* **Data shown**
*-*-*

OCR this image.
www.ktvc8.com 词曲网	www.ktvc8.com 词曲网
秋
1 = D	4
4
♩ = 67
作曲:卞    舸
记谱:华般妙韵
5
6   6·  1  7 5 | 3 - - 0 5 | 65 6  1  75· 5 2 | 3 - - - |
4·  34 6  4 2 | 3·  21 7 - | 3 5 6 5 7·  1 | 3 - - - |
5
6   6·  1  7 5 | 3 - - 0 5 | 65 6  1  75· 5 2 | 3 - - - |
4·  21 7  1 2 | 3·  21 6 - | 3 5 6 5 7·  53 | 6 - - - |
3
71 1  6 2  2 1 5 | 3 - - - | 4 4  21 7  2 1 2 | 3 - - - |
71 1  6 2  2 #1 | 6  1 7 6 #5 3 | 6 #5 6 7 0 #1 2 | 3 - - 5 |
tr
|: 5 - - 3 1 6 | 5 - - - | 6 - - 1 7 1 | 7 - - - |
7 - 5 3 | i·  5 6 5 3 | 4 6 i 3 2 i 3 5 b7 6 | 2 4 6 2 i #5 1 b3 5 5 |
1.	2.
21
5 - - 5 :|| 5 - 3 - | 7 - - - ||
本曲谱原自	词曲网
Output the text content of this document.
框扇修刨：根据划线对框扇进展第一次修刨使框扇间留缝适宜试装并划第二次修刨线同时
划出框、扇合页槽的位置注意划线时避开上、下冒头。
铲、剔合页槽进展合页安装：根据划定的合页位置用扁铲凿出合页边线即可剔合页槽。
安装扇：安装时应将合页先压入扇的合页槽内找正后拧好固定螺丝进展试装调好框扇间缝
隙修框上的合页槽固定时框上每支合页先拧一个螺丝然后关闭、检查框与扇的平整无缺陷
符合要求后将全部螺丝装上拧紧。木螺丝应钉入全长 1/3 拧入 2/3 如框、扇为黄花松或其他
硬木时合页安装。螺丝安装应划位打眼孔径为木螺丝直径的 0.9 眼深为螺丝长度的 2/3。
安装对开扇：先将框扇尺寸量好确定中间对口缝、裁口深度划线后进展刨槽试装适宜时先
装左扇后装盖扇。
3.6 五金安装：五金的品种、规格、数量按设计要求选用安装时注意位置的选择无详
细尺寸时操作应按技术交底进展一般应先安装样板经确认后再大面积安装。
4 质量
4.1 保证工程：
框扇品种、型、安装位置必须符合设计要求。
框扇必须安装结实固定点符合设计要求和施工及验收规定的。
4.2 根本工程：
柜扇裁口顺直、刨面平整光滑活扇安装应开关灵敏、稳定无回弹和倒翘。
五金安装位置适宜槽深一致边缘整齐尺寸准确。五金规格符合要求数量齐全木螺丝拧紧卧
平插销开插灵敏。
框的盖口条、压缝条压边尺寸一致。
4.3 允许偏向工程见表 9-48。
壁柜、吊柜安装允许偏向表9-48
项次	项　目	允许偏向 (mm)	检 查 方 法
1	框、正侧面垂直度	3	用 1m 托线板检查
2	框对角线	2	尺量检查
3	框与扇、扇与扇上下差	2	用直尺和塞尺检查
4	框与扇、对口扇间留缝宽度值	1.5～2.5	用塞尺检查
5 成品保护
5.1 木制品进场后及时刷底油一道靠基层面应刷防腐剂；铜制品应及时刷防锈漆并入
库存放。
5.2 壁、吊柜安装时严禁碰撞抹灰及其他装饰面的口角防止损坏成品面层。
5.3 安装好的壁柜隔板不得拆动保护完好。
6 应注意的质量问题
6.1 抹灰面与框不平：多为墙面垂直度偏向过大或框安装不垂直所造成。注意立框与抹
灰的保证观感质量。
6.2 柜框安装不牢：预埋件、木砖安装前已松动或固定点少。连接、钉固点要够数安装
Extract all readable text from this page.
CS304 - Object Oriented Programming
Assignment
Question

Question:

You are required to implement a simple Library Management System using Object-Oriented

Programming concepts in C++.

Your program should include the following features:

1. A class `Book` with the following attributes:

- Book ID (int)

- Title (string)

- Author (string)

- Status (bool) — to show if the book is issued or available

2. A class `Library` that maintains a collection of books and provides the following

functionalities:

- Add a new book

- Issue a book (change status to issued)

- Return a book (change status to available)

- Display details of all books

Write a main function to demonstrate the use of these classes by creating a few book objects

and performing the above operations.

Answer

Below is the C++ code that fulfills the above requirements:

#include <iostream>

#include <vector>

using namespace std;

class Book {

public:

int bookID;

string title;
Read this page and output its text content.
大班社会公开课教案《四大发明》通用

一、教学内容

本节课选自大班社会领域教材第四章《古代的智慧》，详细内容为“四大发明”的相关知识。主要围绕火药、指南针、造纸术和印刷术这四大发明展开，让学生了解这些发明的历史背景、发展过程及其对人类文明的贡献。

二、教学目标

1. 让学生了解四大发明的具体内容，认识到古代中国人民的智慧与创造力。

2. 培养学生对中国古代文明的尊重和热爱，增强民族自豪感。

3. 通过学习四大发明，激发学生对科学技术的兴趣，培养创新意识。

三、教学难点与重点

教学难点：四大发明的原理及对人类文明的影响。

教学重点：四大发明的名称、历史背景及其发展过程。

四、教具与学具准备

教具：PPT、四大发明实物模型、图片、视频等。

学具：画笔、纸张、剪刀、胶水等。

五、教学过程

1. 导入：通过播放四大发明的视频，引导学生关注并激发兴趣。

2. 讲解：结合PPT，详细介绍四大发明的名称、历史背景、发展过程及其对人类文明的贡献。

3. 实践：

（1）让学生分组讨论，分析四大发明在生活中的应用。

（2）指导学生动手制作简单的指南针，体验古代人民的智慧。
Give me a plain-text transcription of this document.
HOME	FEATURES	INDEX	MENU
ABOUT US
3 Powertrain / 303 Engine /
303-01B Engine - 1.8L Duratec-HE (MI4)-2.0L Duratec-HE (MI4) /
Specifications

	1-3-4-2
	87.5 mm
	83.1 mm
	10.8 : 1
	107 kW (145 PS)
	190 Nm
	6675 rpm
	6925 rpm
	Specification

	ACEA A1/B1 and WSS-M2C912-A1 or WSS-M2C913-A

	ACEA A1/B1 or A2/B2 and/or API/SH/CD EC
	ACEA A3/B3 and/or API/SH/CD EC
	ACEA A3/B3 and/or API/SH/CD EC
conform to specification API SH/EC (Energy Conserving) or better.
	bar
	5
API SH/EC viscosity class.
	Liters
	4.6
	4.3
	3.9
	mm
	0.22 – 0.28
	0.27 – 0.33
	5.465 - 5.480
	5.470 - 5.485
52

*-*-*

* **Instruction**
The entries above should be repeated exactly, every one of them.

* **Result**
OCR this image.
www.ktvc8.com 词曲网	www.ktvc8.com 词曲网
秋
1 = D	4
4
♩ = 67
作曲:卞    舸
记谱:华般妙韵
5
6   6·  1  7 5 | 3 - - 0 5 | 65 6  1  75· 5 2 | 3 - - - |
4·  34 6  4 2 | 3·  21 7 - | 3 5 6 5 7·  1 | 3 - - - |
5
6   6·  1  7 5 | 3 - - 0 5 | 65 6  1  75· 5 2 | 3 - - - |
4·  21 7  1 2 | 3·  21 6 - | 3 5 6 5 7·  53 | 6 - - - |
3
71 1  6 2  2 1 5 | 3 - - - | 4 4  21 7  2 1 2 | 3 - - - |
71 1  6 2  2 #1 | 6  1 7 6 #5 3 | 6 #5 6 7 0 #1 2 | 3 - - 5 |
tr
|: 5 - - 3 1 6 | 5 - - - | 6 - - 1 7 1 | 7 - - - |
7 - 5 3 | i·  5 6 5 3 | 4 6 i 3 2 i 3 5 b7 6 | 2 4 6 2 i #5 1 b3 5 5 |
1.	2.
21
5 - - 5 :|| 5 - 3 - | 7 - - - ||
本曲谱原自	词曲网
Output the text content of this document.
框扇修刨：根据划线对框扇进展第一次修刨使框扇间留缝适宜试装并划第二次修刨线同时
划出框、扇合页槽的位置注意划线时避开上、下冒头。
铲、剔合页槽进展合页安装：根据划定的合页位置用扁铲凿出合页边线即可剔合页槽。
安装扇：安装时应将合页先压入扇的合页槽内找正后拧好固定螺丝进展试装调好框扇间缝
隙修框上的合页槽固定时框上每支合页先拧一个螺丝然后关闭、检查框与扇的平整无缺陷
符合要求后将全部螺丝装上拧紧。木螺丝应钉入全长 1/3 拧入 2/3 如框、扇为黄花松或其他
硬木时合页安装。螺丝安装应划位打眼孔径为木螺丝直径的 0.9 眼深为螺丝长度的 2/3。
安装对开扇：先将框扇尺寸量好确定中间对口缝、裁口深度划线后进展刨槽试装适宜时先
装左扇后装盖扇。
3.6 五金安装：五金的品种、规格、数量按设计要求选用安装时注意位置的选择无详
细尺寸时操作应按技术交底进展一般应先安装样板经确认后再大面积安装。
4 质量
4.1 保证工程：
框扇品种、型、安装位置必须符合设计要求。
框扇必须安装结实固定点符合设计要求和施工及验收规定的。
4.2 根本工程：
柜扇裁口顺直、刨面平整光滑活扇安装应开关灵敏、稳定无回弹和倒翘。
五金安装位置适宜槽深一致边缘整齐尺寸准确。五金规格符合要求数量齐全木螺丝拧紧卧
平插销开插灵敏。
框的盖口条、压缝条压边尺寸一致。
4.3 允许偏向工程见表 9-48。
壁柜、吊柜安装允许偏向表9-48
项次	项　目	允许偏向 (mm)	检 查 方 法
1	框、正侧面垂直度	3	用 1m 托线板检查
2	框对角线	2	尺量检查
3	框与扇、扇与扇上下差	2	用直尺和塞尺检查
4	框与扇、对口扇间留缝宽度值	1.5～2.5	用塞尺检查
5 成品保护
5.1 木制品进场后及时刷底油一道靠基层面应刷防腐剂；铜制品应及时刷防锈漆并入
库存放。
5.2 壁、吊柜安装时严禁碰撞抹灰及其他装饰面的口角防止损坏成品面层。
5.3 安装好的壁柜隔板不得拆动保护完好。
6 应注意的质量问题
6.1 抹灰面与框不平：多为墙面垂直度偏向过大或框安装不垂直所造成。注意立框与抹
灰的保证观感质量。
6.2 柜框安装不牢：预埋件、木砖安装前已松动或固定点少。连接、钉固点要够数安装
Extract all readable text from this page.
CS304 - Object Oriented Programming
Assignment
Question

Question:

You are required to implement a simple Library Management System using Object-Oriented

Programming concepts in C++.

Your program should include the following features:

1. A class `Book` with the following attributes:

- Book ID (int)

- Title (string)

- Author (string)

- Status (bool) — to show if the book is issued or available

2. A class `Library` that maintains a collection of books and provides the following

functionalities:

- Add a new book

- Issue a book (change status to issued)

- Return a book (change status to available)

- Display details of all books

Write a main function to demonstrate the use of these classes by creating a few book objects

and performing the above operations.

Answer

Below is the C++ code that fulfills the above requirements:

#include <iostream>

#include <vector>

using namespace std;

class Book {

public:

int bookID;

string title;
Read this page and output its text content.
大班社会公开课教案《四大发明》通用

一、教学内容

本节课选自大班社会领域教材第四章《古代的智慧》，详细内容为“四大发明”的相关知识。主要围绕火药、指南针、造纸术和印刷术这四大发明展开，让学生了解这些发明的历史背景、发展过程及其对人类文明的贡献。

二、教学目标

1. 让学生了解四大发明的具体内容，认识到古代中国人民的智慧与创造力。

2. 培养学生对中国古代文明的尊重和热爱，增强民族自豪感。

3. 通过学习四大发明，激发学生对科学技术的兴趣，培养创新意识。

三、教学难点与重点

教学难点：四大发明的原理及对人类文明的影响。

教学重点：四大发明的名称、历史背景及其发展过程。

四、教具与学具准备

教具：PPT、四大发明实物模型、图片、视频等。

学具：画笔、纸张、剪刀、胶水等。

五、教学过程

1. 导入：通过播放四大发明的视频，引导学生关注并激发兴趣。

2. 讲解：结合PPT，详细介绍四大发明的名称、历史背景、发展过程及其对人类文明的贡献。

3. 实践：

（1）让学生分组讨论，分析四大发明在生活中的应用。

（2）指导学生动手制作简单的指南针，体验古代人民的智慧。
Give me a plain-text transcription of this document.
HOME	FEATURES	INDEX	MENU
ABOUT US
3 Powertrain / 303 Engine /
303-01B Engine - 1.8L Duratec-HE (MI4)-2.0L Duratec-HE (MI4) /
Specifications

	1-3-4-2
	87.5 mm
	83.1 mm
	10.8 : 1
	107 kW (145 PS)
	190 Nm
	6675 rpm
	6925 rpm
	Specification

	ACEA A1/B1 and WSS-M2C912-A1 or WSS-M2C913-A

	ACEA A1/B1 or A2/B2 and/or API/SH/CD EC
	ACEA A3/B3 and/or API/SH/CD EC
	ACEA A3/B3 and/or API/SH/CD EC
conform to specification API SH/EC (Energy Conserving) or better.
	bar
	5
API SH/EC viscosity class.
	Liters
	4.6
	4.3
	3.9
	mm
	0.22 – 0.28
	0.27 – 0.33
	5.465 - 5.480
	5.470 - 5.485
52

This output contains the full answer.